SET TASK:
Check each line of the data for "document" and select those that have it.

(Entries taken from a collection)

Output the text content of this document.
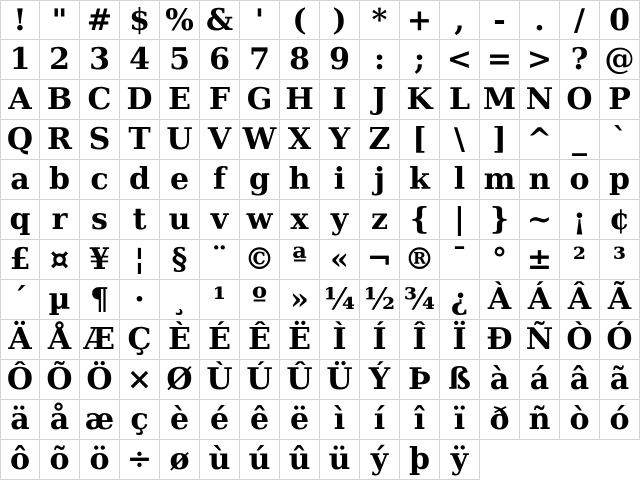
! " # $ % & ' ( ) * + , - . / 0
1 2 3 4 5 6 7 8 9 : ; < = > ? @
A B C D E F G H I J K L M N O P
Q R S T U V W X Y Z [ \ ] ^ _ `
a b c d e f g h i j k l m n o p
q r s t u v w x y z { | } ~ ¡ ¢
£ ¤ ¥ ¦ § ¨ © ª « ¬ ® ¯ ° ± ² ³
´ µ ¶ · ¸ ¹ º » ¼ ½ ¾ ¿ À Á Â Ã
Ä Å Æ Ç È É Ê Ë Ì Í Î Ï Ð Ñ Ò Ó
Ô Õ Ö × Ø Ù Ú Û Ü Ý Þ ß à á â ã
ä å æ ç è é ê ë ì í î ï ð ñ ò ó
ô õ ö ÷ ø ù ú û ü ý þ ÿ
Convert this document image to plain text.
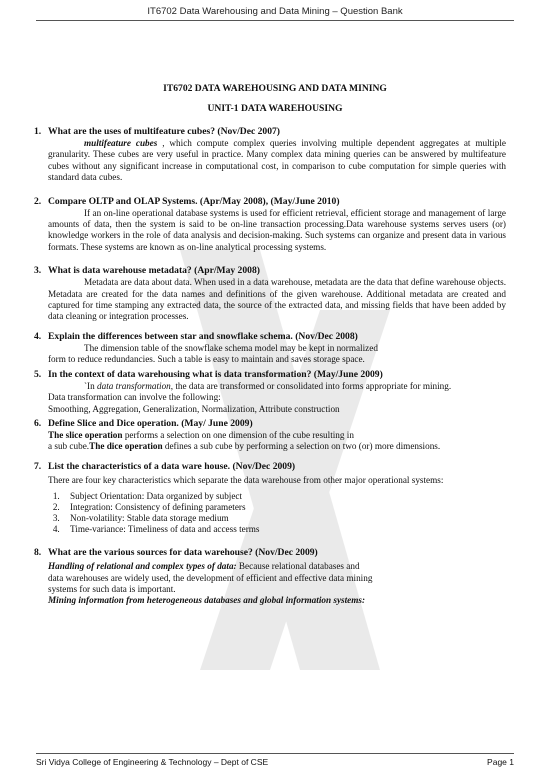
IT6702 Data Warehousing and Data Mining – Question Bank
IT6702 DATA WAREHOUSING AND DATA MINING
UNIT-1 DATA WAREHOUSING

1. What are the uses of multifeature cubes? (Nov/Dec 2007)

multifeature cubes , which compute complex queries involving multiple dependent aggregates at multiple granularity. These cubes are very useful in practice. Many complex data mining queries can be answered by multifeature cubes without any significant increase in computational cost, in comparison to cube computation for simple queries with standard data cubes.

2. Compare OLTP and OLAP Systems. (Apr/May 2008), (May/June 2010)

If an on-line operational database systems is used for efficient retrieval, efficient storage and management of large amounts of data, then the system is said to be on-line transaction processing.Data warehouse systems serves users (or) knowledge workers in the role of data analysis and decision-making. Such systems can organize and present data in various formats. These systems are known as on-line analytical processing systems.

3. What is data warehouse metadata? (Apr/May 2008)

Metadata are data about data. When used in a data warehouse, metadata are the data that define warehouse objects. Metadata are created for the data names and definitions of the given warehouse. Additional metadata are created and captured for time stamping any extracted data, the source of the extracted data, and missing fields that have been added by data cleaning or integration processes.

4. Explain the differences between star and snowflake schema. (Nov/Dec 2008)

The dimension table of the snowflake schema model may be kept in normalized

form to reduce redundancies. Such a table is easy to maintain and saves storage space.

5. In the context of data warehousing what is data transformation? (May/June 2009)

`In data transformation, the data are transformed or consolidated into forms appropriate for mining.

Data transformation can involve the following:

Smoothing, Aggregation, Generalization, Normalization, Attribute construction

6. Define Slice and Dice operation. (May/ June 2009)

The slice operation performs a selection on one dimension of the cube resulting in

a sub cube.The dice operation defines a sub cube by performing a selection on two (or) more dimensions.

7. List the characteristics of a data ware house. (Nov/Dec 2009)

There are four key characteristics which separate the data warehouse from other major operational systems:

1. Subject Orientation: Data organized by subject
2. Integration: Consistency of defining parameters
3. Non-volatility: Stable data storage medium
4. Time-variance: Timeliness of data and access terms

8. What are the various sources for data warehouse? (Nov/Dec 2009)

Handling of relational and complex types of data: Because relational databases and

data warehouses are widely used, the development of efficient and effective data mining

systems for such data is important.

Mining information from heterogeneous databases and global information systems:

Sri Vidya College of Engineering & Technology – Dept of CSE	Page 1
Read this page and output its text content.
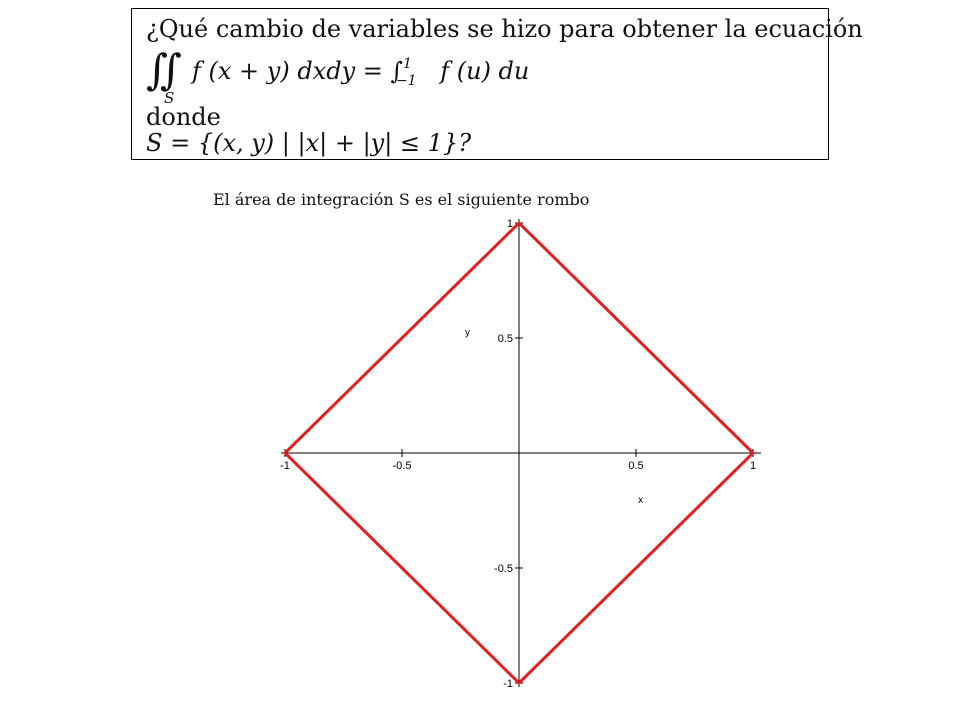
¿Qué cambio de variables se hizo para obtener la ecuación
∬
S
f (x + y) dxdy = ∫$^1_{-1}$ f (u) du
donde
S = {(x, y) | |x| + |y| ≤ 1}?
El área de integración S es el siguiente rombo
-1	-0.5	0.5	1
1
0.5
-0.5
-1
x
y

WRITTEN ANSWER:
Output the text content of this document.
Convert this document image to plain text.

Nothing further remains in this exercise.